> **Given text**:
·····

16.1 The Customer warrants to Container Aquatics that they are either the owner or the authorized agent of the owner of any Goods or property that is the subject of this contract of carriage and/or storage. By entering into this contract, the Customer accepts these conditions for the Consignee and all other parties on whose behalf the Customer is acting.

16.2 The Customer must maintain a public liability insurance policy with a minimum coverage of twenty million dollars ($20m) for the location site where Container Aquatics’ Equipment or the Customer’s property is located.

17. Delivery

17.1 Container Aquatics is authorized to deliver the Goods to the address provided by the Customer for that purpose. It is agreed that Container Aquatics shall be taken to have delivered the Goods in accordance with this contract if they obtain a receipt or a signed delivery docket for the Goods at that address.

17.2 Container Aquatics may deliver the Goods in separate installments according to the agreed delivery schedule. Each installment shall be invoiced and paid for according to the terms of this contract.

17.3 Delivery of the Goods to a third party nominated by the Customer is deemed delivery for the purposes of this agreement.

17.4 The Customer is solely responsible for adequately addressing each consignment and providing written delivery instructions to ensure effective delivery.

17.5 Any delivery time specified by Container Aquatics is an estimate only, and Container Aquatics will not be liable for any loss or damage incurred by the Customer due to late delivery. Both parties agree to make every effort to ensure delivery at the arranged time and place. If Container Aquatics is unable to deliver the Goods as agreed due to any action or inaction by the Customer, Container Aquatics is entitled to charge the Customer for any additional costs incurred due to the delay or rescheduling of the delivery.

18. Loss or Damage

18.1 Subject to any statutory provisions imposing liability for the loss or damage of Goods (including chilled, frozen, refrigerated, or perishable Goods): (a) Container Aquatics shall not be liable for any damage to, loss, deterioration, misdelivery, delay in delivery, or non-delivery of the Goods (whether the Goods are in Container Aquatics’ possession or not), nor for any instructions, advice, information, or service given or provided to any party, whether in respect of the Goods or any other matter, nor for any consequential or indirect loss, loss of market, or consequences of delay. (b) The Customer will indemnify Container Aquatics against all claims of any kind, howsoever caused or arising, brought by any party in connection with any matter or thing done, said, or omitted by Container Aquatics in connection with the Goods.

·····

Dataset entries
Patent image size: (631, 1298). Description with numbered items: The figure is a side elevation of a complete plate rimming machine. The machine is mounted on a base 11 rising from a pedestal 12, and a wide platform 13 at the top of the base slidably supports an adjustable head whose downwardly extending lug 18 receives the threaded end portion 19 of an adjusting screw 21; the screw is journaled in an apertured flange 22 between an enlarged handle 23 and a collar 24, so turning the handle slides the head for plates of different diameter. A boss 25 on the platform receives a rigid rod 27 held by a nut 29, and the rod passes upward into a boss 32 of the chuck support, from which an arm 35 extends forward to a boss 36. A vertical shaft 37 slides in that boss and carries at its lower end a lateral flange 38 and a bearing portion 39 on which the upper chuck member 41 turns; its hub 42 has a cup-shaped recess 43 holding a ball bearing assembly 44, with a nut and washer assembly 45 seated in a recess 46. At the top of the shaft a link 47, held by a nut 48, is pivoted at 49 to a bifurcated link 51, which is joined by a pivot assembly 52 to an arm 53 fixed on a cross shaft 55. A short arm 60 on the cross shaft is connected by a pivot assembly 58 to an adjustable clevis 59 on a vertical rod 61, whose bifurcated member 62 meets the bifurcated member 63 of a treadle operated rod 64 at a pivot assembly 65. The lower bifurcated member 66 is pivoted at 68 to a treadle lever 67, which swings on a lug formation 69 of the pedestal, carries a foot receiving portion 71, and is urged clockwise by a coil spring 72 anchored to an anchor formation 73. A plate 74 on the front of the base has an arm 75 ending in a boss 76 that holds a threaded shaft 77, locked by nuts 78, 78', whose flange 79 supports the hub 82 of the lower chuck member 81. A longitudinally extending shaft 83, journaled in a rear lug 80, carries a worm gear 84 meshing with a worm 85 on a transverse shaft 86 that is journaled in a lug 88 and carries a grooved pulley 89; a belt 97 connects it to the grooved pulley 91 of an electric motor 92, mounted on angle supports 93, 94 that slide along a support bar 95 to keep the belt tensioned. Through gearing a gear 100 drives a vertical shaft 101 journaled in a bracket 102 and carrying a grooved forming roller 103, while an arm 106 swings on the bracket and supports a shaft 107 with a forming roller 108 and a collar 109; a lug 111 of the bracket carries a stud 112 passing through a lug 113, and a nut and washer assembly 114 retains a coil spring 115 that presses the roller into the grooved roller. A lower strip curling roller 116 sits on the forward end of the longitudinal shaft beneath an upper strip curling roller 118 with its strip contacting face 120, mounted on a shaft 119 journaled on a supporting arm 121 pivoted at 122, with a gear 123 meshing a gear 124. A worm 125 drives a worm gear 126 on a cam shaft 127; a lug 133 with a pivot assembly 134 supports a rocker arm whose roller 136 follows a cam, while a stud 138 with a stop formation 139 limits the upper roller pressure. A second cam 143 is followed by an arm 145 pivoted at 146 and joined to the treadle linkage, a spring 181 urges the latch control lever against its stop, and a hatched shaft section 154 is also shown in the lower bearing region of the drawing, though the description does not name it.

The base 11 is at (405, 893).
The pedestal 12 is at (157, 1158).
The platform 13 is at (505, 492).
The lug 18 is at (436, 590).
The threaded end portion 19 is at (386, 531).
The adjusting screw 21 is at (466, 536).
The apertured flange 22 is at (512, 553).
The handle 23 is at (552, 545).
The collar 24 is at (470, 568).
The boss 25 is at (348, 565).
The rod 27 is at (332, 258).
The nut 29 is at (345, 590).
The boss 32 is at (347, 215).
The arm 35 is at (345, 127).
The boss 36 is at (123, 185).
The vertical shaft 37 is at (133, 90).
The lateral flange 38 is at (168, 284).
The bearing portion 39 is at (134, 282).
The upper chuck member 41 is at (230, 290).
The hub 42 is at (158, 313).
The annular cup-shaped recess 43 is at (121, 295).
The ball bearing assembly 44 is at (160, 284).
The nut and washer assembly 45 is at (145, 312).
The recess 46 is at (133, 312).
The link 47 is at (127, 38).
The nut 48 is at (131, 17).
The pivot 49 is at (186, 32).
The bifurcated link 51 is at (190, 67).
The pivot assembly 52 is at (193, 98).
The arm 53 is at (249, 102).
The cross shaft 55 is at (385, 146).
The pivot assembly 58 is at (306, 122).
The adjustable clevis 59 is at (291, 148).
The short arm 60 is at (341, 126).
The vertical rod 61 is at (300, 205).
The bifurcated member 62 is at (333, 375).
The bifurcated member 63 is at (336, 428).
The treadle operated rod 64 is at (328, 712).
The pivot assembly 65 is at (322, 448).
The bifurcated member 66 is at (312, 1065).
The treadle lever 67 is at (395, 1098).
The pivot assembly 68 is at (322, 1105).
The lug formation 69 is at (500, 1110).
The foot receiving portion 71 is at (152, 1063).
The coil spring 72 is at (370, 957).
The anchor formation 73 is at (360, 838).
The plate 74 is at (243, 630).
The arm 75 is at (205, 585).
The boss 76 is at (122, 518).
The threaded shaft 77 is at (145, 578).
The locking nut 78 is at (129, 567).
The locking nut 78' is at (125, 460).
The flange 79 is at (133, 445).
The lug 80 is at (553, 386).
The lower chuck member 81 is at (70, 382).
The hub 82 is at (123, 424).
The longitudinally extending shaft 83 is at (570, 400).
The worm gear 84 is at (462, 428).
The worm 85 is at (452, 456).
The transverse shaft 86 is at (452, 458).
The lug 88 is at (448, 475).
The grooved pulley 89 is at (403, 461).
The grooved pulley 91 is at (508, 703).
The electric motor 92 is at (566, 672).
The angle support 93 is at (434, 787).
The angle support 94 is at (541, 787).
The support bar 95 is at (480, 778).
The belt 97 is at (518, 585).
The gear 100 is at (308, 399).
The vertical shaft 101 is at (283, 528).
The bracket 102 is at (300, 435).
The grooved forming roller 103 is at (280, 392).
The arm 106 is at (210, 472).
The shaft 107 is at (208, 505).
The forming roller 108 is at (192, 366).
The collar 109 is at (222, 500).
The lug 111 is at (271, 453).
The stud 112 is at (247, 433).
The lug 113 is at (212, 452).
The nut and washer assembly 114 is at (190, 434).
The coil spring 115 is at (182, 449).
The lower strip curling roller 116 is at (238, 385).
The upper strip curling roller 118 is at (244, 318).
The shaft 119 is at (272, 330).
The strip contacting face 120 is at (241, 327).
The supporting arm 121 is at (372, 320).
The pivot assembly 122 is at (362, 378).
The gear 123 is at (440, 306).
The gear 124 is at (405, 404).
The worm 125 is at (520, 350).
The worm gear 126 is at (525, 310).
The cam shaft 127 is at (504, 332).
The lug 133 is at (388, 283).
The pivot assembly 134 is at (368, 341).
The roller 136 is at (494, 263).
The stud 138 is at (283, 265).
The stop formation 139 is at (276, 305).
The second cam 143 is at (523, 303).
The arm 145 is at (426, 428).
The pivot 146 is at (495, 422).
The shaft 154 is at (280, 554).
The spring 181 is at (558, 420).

·····

> **Written tasks**:
**A)** Reproduce the contract terms from "17. Delivery" to "of this agreement.".
**B)** Carry on the contract terms from their last sentence.
The material was taken from a separate source.

> **The replies**:
**A)**
17. Delivery

17.1 Container Aquatics is authorized to deliver the Goods to the address provided by the Customer for that purpose. It is agreed that Container Aquatics shall be taken to have delivered the Goods in accordance with this contract if they obtain a receipt or a signed delivery docket for the Goods at that address.

17.2 Container Aquatics may deliver the Goods in separate installments according to the agreed delivery schedule. Each installment shall be invoiced and paid for according to the terms of this contract.

17.3 Delivery of the Goods to a third party nominated by the Customer is deemed delivery for the purposes of this agreement.

**B)**
19. Insurance

19.1 The Customer acknowledges that:

(a) The Goods are carried and stored at the Customer’s sole risk and not at the risk of Containers Aquatics. (b) Containers Aquatics is under no obligation to arrange insurance of the Goods, and it is the Customer’s responsibility to ensure that the Goods are insured adequately or at all. (c) Containers Aquatics will not be liable for any failure to arrange or ensure that the Goods are insured adequately or at all, and no claims can be made against Containers Aquatics for such failure.

20. Damage Waiver Fee

20.1 In the case of a Hire/Storage Contract regarding Containers Aquatics’s Equipment, the Client must pay an optional Damage Waiver Fee unless the Client provides Containers Aquatics with a certificate of currency for an insurance policy covering the Equipment and public liability insurance as per clause 16.2, and Containers Aquatics approves the said insurance.

20.2 The Client acknowledges that the Damage Waiver Fee is not insurance and that payment of the Damage Waiver Fee relieves the Client of any liability in excess of the Damage Waiver Limit for loss or damage caused to the Equipment by specified events (graffiti, theft, forced or attempted forced entry, earthquake, hail, windstorm, hurricane, and tornado). The Damage Waiver Fee will not limit the Client’s liability unless the Client: (a) Takes reasonable precautions against theft and forced entry; (b) Notifies Containers Aquatics of loss or damage to the Equipment within five (5) days of discovering such an event; (c) Delivers to Containers Aquatics satisfactory proof of the loss or damage and the police report in the event of theft and forced entry within thirty (30) days of discovering such an event; and (d) Complies with the terms of Containers Aquatics’s Hire/Storage Contract.

20.3 The Client authorizes Containers Aquatics to pay the Damage Waiver Fee as provided in clause 5 at the beginning of each monthly period during the hire/storage period if the Damage Waiver Fee is payable under this clause.

20.4 Subject to clauses 20.1 to 20.3, the Client shall be liable for and indemnify Containers Aquatics in respect of any claims made against Containers Aquatics and all damages, costs, and expenses suffered or incurred by Containers Aquatics on a full indemnity basis in respect of: (a) Personal injury; (b) Damage to property; (c) Claims by third parties; arising from the state, condition, or use of the Equipment in any way whatsoever from the hire or storage of the Equipment under Containers Aquatics’s Hire/Storage Contract. The Client’s liability under this indemnity is diminished to the extent that Containers Aquatics’s breach of the Hire/Storage Contract or negligence caused the liability claims, damage, loss, costs, or expenses.

20.5 It is the Client’s responsibility to insure any stored goods and the Client’s own equipment.

20.6 Containers Aquatics is not liable for any consequential loss (including loss of profit and/or contract) or damage to the stored property or the Client’s own equipment or otherwise arising from any failure in the Equipment or non-arrival or late delivery of the Equipment or any breach of the Hire/Storage Contract by Containers Aquatics or the Client for any cause whatsoever, including negligence by Containers Aquatics or its employees, servants, agents, and/or contractors.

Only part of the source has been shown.